19 - Demasiadas coisas na minha vida seriam "abaladas" se eu decidisse sair da minha empresa agora (C) 4,98 1,796

Notas: Os itens invertidos estão assinalados com um asterisco; As letras A, C, e N assinalam a componente a que

pertence o item de acordo com Meyer & Allen (1997): A- componente afectiva; C – componente de continuidade e

N – componente normativa.

4.4. Resultados no âmbito da precisão

A consistência interna foi estimada através do alpha de Cronbach. Das análises seguidamente

descritas, os três factores retidos sugerem boa consistência interna, com valores de alpha superiores

a .70 (Nunnally, 1978): α =. 81 para o factor 1 (compromisso de continuidade, 6 itens), α =. 79 para o

factor 2 (compromisso normativo, 4 itens) e α =. 73 para o factor 3 (compromisso afectivo, 3 itens).

(ENTRADAS GUARDADAS)
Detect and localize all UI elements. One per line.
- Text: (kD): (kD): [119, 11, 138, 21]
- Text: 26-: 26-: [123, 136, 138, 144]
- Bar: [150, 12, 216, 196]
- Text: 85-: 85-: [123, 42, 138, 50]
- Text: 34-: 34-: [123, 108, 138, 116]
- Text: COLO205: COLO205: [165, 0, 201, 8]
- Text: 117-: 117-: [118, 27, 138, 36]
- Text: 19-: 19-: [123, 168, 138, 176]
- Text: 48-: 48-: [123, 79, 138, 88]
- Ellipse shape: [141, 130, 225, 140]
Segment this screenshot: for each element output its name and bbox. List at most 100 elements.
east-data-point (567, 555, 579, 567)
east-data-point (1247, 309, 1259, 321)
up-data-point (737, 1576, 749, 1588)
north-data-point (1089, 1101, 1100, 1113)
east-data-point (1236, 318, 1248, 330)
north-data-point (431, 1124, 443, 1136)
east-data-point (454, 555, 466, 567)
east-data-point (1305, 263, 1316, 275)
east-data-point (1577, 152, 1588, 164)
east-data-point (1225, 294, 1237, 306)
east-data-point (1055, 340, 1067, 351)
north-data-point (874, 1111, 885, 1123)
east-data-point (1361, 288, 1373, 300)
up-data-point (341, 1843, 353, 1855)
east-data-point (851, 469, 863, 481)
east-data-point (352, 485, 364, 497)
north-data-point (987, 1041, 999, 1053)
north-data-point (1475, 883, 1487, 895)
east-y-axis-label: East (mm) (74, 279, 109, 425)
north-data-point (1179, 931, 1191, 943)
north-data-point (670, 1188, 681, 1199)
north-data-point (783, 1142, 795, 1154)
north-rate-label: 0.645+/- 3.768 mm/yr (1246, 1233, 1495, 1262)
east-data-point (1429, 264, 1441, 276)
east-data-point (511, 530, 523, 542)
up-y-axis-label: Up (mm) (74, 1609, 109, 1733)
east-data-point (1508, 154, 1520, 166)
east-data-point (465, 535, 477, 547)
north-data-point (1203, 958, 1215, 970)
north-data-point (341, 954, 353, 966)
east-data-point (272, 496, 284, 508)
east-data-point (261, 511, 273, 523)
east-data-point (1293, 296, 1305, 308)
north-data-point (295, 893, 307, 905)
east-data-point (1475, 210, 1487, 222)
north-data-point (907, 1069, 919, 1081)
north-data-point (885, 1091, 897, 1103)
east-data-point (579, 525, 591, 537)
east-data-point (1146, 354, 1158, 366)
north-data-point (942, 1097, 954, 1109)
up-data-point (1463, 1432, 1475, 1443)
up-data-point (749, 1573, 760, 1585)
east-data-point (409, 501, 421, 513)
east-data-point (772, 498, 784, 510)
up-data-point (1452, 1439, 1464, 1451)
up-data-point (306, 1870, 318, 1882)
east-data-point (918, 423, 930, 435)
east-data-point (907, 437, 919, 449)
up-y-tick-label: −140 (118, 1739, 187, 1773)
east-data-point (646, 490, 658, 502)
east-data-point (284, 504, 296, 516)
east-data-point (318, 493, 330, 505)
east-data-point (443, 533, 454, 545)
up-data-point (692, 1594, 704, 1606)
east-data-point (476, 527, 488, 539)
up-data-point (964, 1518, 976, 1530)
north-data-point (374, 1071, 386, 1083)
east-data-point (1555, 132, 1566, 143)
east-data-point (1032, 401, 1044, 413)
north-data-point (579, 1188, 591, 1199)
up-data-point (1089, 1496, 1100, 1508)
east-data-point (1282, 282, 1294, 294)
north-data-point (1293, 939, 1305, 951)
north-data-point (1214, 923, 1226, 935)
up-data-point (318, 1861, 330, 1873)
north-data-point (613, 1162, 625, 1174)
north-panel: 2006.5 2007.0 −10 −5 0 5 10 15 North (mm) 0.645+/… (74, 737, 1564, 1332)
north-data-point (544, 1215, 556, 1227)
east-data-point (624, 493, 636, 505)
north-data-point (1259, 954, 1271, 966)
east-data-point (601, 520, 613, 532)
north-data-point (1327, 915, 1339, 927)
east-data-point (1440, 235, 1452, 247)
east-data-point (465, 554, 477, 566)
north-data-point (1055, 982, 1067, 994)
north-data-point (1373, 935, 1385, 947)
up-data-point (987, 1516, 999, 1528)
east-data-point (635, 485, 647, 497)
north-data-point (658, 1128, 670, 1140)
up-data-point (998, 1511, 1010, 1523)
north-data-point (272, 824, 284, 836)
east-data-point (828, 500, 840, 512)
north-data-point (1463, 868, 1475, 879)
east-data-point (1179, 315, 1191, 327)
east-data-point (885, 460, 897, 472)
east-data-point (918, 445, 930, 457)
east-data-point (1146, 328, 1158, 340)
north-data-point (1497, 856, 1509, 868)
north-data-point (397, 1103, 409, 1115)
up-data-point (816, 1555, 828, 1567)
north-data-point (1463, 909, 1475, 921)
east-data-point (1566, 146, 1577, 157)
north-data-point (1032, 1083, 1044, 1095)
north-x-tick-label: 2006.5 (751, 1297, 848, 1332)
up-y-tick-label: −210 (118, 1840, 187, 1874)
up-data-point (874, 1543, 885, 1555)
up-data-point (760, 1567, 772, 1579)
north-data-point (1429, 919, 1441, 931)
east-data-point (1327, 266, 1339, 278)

(DESAFIOS)
1/ Reproduza o trecho do excerto sobre as componentes do compromisso que abre com as palavras "A consistência interna foi" e fecha com "afectivo, 3 itens).".
2/ Diga se cada afirmação concorda com o excerto sobre as componentes do compromisso, respondendo sim ou não e citando as palavras exatas do excerto que o decidem. (a) A consistência interna foi estimada com o alpha de Cronbach. (b) O factor 2 reúne seis itens. (c) A letra N assinala a componente afectiva.
3/ Por favor, retome o excerto sobre as componentes do compromisso a partir da última frase apresentada.
As entradas provêm de outra fonte.

(RESPOSTAS POR TAREFA)
1/
A consistência interna foi estimada através do alpha de Cronbach. Das análises seguidamente

descritas, os três factores retidos sugerem boa consistência interna, com valores de alpha superiores

a .70 (Nunnally, 1978): α =. 81 para o factor 1 (compromisso de continuidade, 6 itens), α =. 79 para o

factor 2 (compromisso normativo, 4 itens) e α =. 73 para o factor 3 (compromisso afectivo, 3 itens).

2/
(a) Sim: "A consistência interna foi estimada através do alpha de Cronbach."
(b) Não: "α =. 79 para o factor 2 (compromisso normativo, 4 itens)"
(c) Não: "N – componente normativa."

3/
4.5. Resultados relativos à validade

O modelo tri-dimensional de compromisso organizacional subjacente a esta escala tem obtido

suporte empírico em vários estudos (cf. Allen & Meyer, 1996, para uma lista extensiva) e é hoje um

modelo reconhecido e amplamente referenciado. Contudo, no estudo desenvolvido por Martins (2007),

onde foi utilizada uma amostra nacional de trabalhadores de empresas industriais, a estrutura emergente

das análises factoriais exploratórias efectuadas, embora tri-dimensional, foi uma estrutura composta por

13 itens (dos 19 originais) e em que a componente compromisso de continuidade surgia praticamente

replicada (com os seus itens juntos num só factor), mas onde os itens da componente afectiva e da

componente normativa se misturavam nos outros dois factores. Esta solução sugere que o modelo

original pode não ser transversal a trabalhadores de diferentes culturas nacionais ou de diferentes

sectores, como aliás, alguns autores já aqui referidos, entre os quais os próprios autores do instrumento,

haviam assinalado.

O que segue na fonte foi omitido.